==== Stored records ====

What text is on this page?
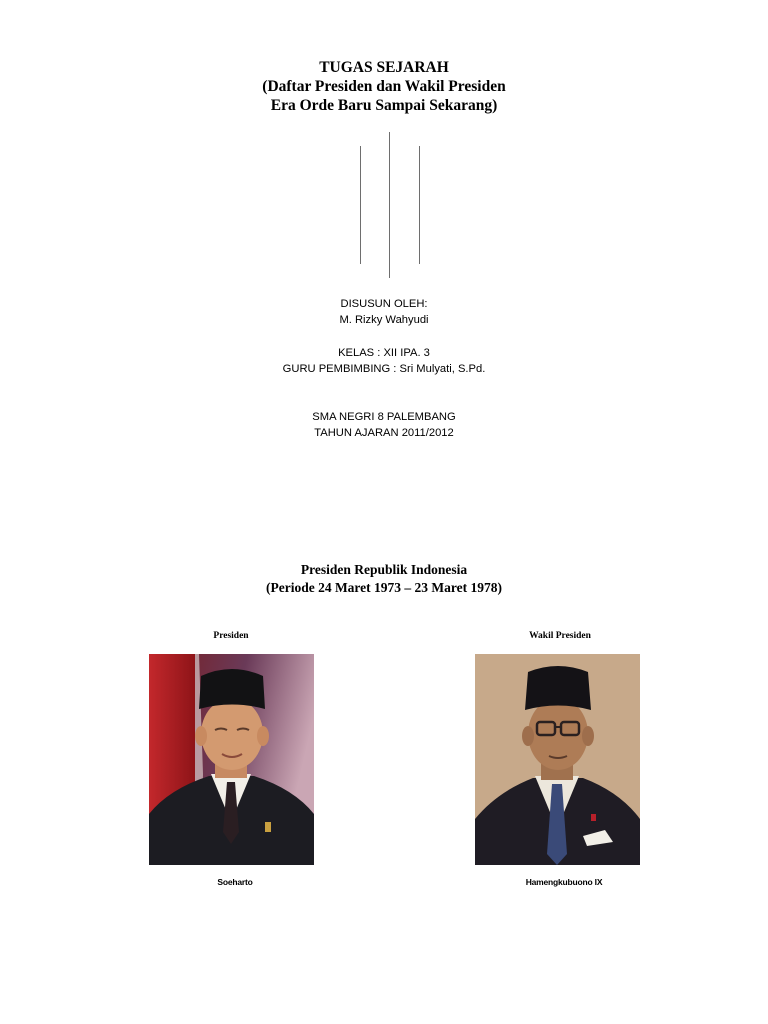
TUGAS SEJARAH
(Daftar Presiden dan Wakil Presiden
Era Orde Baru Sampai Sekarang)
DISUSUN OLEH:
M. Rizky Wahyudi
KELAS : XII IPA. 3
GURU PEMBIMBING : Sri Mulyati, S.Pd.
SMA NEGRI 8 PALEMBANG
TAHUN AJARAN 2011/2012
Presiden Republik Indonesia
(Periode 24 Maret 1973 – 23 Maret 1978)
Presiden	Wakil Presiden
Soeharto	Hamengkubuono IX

====

[Work required]: Only lines with the word "Wakil" should be collected from the material.

[Response]:
(Daftar Presiden dan Wakil Presiden
Presiden	Wakil Presiden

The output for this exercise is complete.